Data excerpts:
╭──

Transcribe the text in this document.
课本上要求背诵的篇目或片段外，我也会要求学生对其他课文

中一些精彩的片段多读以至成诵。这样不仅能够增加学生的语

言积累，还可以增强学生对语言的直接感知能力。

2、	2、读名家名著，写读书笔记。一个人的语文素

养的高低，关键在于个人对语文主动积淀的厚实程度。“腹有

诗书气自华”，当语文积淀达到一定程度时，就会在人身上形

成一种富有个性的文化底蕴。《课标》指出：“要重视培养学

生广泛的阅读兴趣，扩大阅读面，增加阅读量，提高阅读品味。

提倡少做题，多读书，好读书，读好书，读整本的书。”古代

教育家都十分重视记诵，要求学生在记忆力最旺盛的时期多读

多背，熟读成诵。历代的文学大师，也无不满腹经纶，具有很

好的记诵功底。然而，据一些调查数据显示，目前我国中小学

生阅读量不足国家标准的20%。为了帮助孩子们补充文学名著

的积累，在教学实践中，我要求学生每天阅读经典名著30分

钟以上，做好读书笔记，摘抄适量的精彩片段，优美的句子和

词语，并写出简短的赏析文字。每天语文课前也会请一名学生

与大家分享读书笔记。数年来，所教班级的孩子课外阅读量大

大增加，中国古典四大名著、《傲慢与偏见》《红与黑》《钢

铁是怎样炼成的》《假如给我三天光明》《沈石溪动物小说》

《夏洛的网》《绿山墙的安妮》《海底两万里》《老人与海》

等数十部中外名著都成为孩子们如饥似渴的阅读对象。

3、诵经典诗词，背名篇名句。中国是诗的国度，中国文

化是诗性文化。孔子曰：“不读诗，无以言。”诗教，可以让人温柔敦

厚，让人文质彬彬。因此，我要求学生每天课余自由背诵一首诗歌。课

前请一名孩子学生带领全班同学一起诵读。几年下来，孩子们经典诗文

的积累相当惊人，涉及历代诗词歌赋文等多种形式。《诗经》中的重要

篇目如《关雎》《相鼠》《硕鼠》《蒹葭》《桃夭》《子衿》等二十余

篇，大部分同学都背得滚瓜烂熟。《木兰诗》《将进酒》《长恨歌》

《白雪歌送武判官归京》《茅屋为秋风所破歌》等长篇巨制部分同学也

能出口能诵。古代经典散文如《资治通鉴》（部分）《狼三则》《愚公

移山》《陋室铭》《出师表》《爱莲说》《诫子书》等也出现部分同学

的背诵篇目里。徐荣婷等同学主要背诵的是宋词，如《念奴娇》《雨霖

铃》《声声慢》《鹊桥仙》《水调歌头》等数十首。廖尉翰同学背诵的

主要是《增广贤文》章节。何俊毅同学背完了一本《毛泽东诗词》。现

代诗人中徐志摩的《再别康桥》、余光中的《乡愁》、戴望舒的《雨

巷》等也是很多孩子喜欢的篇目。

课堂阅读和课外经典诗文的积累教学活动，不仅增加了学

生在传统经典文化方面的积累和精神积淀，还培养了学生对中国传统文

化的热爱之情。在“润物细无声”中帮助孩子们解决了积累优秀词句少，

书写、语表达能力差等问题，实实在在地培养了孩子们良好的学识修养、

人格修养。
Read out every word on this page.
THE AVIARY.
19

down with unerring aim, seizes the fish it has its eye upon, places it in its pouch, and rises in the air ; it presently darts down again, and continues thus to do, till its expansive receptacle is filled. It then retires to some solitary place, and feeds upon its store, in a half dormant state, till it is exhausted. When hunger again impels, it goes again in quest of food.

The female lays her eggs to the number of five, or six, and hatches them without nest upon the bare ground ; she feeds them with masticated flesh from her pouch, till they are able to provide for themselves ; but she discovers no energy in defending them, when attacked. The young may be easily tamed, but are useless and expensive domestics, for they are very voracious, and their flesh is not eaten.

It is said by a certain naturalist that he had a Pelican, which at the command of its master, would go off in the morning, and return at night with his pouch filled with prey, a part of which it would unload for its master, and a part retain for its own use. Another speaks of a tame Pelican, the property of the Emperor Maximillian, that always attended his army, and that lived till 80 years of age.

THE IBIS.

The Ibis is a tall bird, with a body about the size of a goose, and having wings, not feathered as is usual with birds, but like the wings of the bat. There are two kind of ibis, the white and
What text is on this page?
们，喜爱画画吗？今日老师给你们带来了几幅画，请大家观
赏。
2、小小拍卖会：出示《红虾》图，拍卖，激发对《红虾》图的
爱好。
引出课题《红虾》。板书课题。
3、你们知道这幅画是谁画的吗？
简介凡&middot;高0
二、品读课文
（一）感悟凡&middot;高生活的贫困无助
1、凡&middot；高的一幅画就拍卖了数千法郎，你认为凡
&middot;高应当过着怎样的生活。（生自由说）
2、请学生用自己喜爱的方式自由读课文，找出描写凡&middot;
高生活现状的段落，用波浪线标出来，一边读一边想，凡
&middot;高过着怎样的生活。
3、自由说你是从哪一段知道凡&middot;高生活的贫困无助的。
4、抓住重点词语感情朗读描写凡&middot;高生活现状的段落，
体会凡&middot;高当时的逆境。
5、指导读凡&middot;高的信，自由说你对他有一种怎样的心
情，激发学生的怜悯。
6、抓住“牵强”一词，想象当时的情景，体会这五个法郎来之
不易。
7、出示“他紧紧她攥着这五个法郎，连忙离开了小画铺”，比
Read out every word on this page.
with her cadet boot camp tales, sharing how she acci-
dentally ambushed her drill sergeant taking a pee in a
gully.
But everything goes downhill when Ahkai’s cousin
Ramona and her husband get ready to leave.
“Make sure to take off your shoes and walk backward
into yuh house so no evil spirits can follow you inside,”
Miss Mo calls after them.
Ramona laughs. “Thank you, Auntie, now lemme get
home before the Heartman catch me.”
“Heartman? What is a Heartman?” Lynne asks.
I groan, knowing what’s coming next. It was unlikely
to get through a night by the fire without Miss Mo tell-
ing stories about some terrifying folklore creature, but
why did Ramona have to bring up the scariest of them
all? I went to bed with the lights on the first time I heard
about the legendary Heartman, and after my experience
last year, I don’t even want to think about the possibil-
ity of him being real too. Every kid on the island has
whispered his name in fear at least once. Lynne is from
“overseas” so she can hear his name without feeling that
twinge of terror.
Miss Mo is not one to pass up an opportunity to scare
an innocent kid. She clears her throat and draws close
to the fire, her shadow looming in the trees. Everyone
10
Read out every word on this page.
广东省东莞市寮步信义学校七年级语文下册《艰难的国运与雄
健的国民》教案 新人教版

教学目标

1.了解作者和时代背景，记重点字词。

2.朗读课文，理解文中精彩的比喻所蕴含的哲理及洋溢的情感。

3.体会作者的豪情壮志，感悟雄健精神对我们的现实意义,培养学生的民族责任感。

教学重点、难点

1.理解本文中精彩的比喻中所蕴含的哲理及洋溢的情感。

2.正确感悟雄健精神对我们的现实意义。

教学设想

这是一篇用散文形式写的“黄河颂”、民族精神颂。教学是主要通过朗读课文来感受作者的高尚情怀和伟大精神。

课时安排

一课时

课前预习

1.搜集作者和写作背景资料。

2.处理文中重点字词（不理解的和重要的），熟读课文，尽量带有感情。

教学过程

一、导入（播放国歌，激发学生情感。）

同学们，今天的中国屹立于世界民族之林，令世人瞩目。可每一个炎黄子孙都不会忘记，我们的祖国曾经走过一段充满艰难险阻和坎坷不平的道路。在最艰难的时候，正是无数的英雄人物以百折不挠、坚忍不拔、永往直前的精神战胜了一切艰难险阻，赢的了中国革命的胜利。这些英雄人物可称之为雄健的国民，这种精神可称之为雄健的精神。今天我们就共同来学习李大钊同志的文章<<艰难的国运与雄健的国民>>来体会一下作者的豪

╰──

Extract, from the listing above, every line where the string "Heartman" occurs.

home before the Heartman catch me.”
“Heartman? What is a Heartman?” Lynne asks.
about the legendary Heartman, and after my experience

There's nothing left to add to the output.